= Your objective =
Look through the material below for "好きなメニュー". Copy every line that contains it.

= Raw data =
##########

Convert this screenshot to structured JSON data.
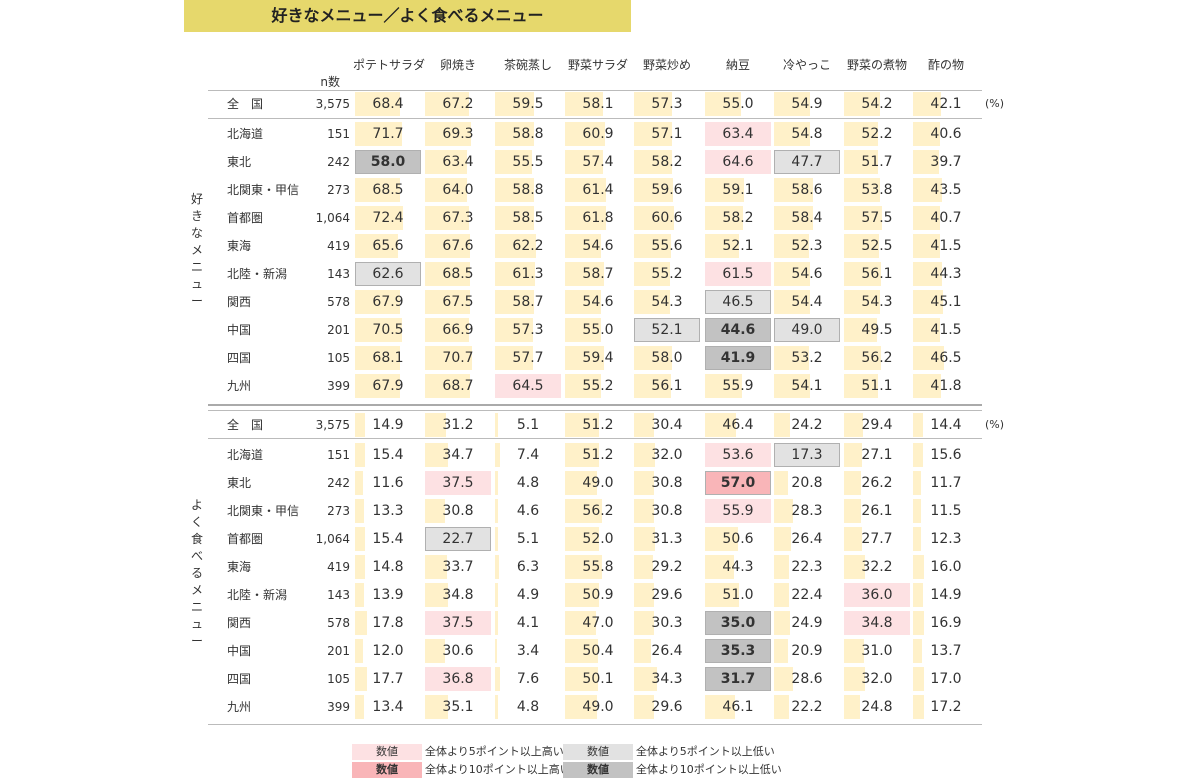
{
  "title": "好きなメニュー／よく食べるメニュー",
  "columns": [
    "ポテトサラダ",
    "卵焼き",
    "茶碗蒸し",
    "野菜サラダ",
    "野菜炒め",
    "納豆",
    "冷やっこ",
    "野菜の煮物",
    "酢の物"
  ],
  "n_label": "n数",
  "unit": "(%)",
  "section_labels": [
    "好きなメニュー",
    "よく食べるメニュー"
  ],
  "sections": [
    {
      "name": "好きなメニュー",
      "rows": [
        {
          "region": "全　国",
          "n": "3,575",
          "values": [
            "68.4",
            "67.2",
            "59.5",
            "58.1",
            "57.3",
            "55.0",
            "54.9",
            "54.2",
            "42.1"
          ],
          "marks": [
            "",
            "",
            "",
            "",
            "",
            "",
            "",
            "",
            ""
          ]
        },
        {
          "region": "北海道",
          "n": "151",
          "values": [
            "71.7",
            "69.3",
            "58.8",
            "60.9",
            "57.1",
            "63.4",
            "54.8",
            "52.2",
            "40.6"
          ],
          "marks": [
            "",
            "",
            "",
            "",
            "",
            "hi5",
            "",
            "",
            ""
          ]
        },
        {
          "region": "東北",
          "n": "242",
          "values": [
            "58.0",
            "63.4",
            "55.5",
            "57.4",
            "58.2",
            "64.6",
            "47.7",
            "51.7",
            "39.7"
          ],
          "marks": [
            "lo10",
            "",
            "",
            "",
            "",
            "hi5",
            "lo5",
            "",
            ""
          ]
        },
        {
          "region": "北関東・甲信",
          "n": "273",
          "values": [
            "68.5",
            "64.0",
            "58.8",
            "61.4",
            "59.6",
            "59.1",
            "58.6",
            "53.8",
            "43.5"
          ],
          "marks": [
            "",
            "",
            "",
            "",
            "",
            "",
            "",
            "",
            ""
          ]
        },
        {
          "region": "首都圏",
          "n": "1,064",
          "values": [
            "72.4",
            "67.3",
            "58.5",
            "61.8",
            "60.6",
            "58.2",
            "58.4",
            "57.5",
            "40.7"
          ],
          "marks": [
            "",
            "",
            "",
            "",
            "",
            "",
            "",
            "",
            ""
          ]
        },
        {
          "region": "東海",
          "n": "419",
          "values": [
            "65.6",
            "67.6",
            "62.2",
            "54.6",
            "55.6",
            "52.1",
            "52.3",
            "52.5",
            "41.5"
          ],
          "marks": [
            "",
            "",
            "",
            "",
            "",
            "",
            "",
            "",
            ""
          ]
        },
        {
          "region": "北陸・新潟",
          "n": "143",
          "values": [
            "62.6",
            "68.5",
            "61.3",
            "58.7",
            "55.2",
            "61.5",
            "54.6",
            "56.1",
            "44.3"
          ],
          "marks": [
            "lo5",
            "",
            "",
            "",
            "",
            "hi5",
            "",
            "",
            ""
          ]
        },
        {
          "region": "関西",
          "n": "578",
          "values": [
            "67.9",
            "67.5",
            "58.7",
            "54.6",
            "54.3",
            "46.5",
            "54.4",
            "54.3",
            "45.1"
          ],
          "marks": [
            "",
            "",
            "",
            "",
            "",
            "lo5",
            "",
            "",
            ""
          ]
        },
        {
          "region": "中国",
          "n": "201",
          "values": [
            "70.5",
            "66.9",
            "57.3",
            "55.0",
            "52.1",
            "44.6",
            "49.0",
            "49.5",
            "41.5"
          ],
          "marks": [
            "",
            "",
            "",
            "",
            "lo5",
            "lo10",
            "lo5",
            "",
            ""
          ]
        },
        {
          "region": "四国",
          "n": "105",
          "values": [
            "68.1",
            "70.7",
            "57.7",
            "59.4",
            "58.0",
            "41.9",
            "53.2",
            "56.2",
            "46.5"
          ],
          "marks": [
            "",
            "",
            "",
            "",
            "",
            "lo10",
            "",
            "",
            ""
          ]
        },
        {
          "region": "九州",
          "n": "399",
          "values": [
            "67.9",
            "68.7",
            "64.5",
            "55.2",
            "56.1",
            "55.9",
            "54.1",
            "51.1",
            "41.8"
          ],
          "marks": [
            "",
            "",
            "hi5",
            "",
            "",
            "",
            "",
            "",
            ""
          ]
        }
      ]
    },
    {
      "name": "よく食べるメニュー",
      "rows": [
        {
          "region": "全　国",
          "n": "3,575",
          "values": [
            "14.9",
            "31.2",
            "5.1",
            "51.2",
            "30.4",
            "46.4",
            "24.2",
            "29.4",
            "14.4"
          ],
          "marks": [
            "",
            "",
            "",
            "",
            "",
            "",
            "",
            "",
            ""
          ]
        },
        {
          "region": "北海道",
          "n": "151",
          "values": [
            "15.4",
            "34.7",
            "7.4",
            "51.2",
            "32.0",
            "53.6",
            "17.3",
            "27.1",
            "15.6"
          ],
          "marks": [
            "",
            "",
            "",
            "",
            "",
            "hi5",
            "lo5",
            "",
            ""
          ]
        },
        {
          "region": "東北",
          "n": "242",
          "values": [
            "11.6",
            "37.5",
            "4.8",
            "49.0",
            "30.8",
            "57.0",
            "20.8",
            "26.2",
            "11.7"
          ],
          "marks": [
            "",
            "hi5",
            "",
            "",
            "",
            "hi10",
            "",
            "",
            ""
          ]
        },
        {
          "region": "北関東・甲信",
          "n": "273",
          "values": [
            "13.3",
            "30.8",
            "4.6",
            "56.2",
            "30.8",
            "55.9",
            "28.3",
            "26.1",
            "11.5"
          ],
          "marks": [
            "",
            "",
            "",
            "",
            "",
            "hi5",
            "",
            "",
            ""
          ]
        },
        {
          "region": "首都圏",
          "n": "1,064",
          "values": [
            "15.4",
            "22.7",
            "5.1",
            "52.0",
            "31.3",
            "50.6",
            "26.4",
            "27.7",
            "12.3"
          ],
          "marks": [
            "",
            "lo5",
            "",
            "",
            "",
            "",
            "",
            "",
            ""
          ]
        },
        {
          "region": "東海",
          "n": "419",
          "values": [
            "14.8",
            "33.7",
            "6.3",
            "55.8",
            "29.2",
            "44.3",
            "22.3",
            "32.2",
            "16.0"
          ],
          "marks": [
            "",
            "",
            "",
            "",
            "",
            "",
            "",
            "",
            ""
          ]
        },
        {
          "region": "北陸・新潟",
          "n": "143",
          "values": [
            "13.9",
            "34.8",
            "4.9",
            "50.9",
            "29.6",
            "51.0",
            "22.4",
            "36.0",
            "14.9"
          ],
          "marks": [
            "",
            "",
            "",
            "",
            "",
            "",
            "",
            "hi5",
            ""
          ]
        },
        {
          "region": "関西",
          "n": "578",
          "values": [
            "17.8",
            "37.5",
            "4.1",
            "47.0",
            "30.3",
            "35.0",
            "24.9",
            "34.8",
            "16.9"
          ],
          "marks": [
            "",
            "hi5",
            "",
            "",
            "",
            "lo10",
            "",
            "hi5",
            ""
          ]
        },
        {
          "region": "中国",
          "n": "201",
          "values": [
            "12.0",
            "30.6",
            "3.4",
            "50.4",
            "26.4",
            "35.3",
            "20.9",
            "31.0",
            "13.7"
          ],
          "marks": [
            "",
            "",
            "",
            "",
            "",
            "lo10",
            "",
            "",
            ""
          ]
        },
        {
          "region": "四国",
          "n": "105",
          "values": [
            "17.7",
            "36.8",
            "7.6",
            "50.1",
            "34.3",
            "31.7",
            "28.6",
            "32.0",
            "17.0"
          ],
          "marks": [
            "",
            "hi5",
            "",
            "",
            "",
            "lo10",
            "",
            "",
            ""
          ]
        },
        {
          "region": "九州",
          "n": "399",
          "values": [
            "13.4",
            "35.1",
            "4.8",
            "49.0",
            "29.6",
            "46.1",
            "22.2",
            "24.8",
            "17.2"
          ],
          "marks": [
            "",
            "",
            "",
            "",
            "",
            "",
            "",
            "",
            ""
          ]
        }
      ]
    }
  ],
  "legend": {
    "sample": "数値",
    "hi5": "全体より5ポイント以上高い",
    "hi10": "全体より10ポイント以上高い",
    "lo5": "全体より5ポイント以上低い",
    "lo10": "全体より10ポイント以上低い"
  },
  "colors": {
    "title_bg": "#e6d86c",
    "bar": "#fff1c9",
    "hi5": "#fde1e3",
    "hi10": "#f9b5b8",
    "lo5": "#e2e2e2",
    "lo10": "#c2c2c2"
  }
}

##########

= Task result =
  "title": "好きなメニュー／よく食べるメニュー",
    "好きなメニュー",
      "name": "好きなメニュー",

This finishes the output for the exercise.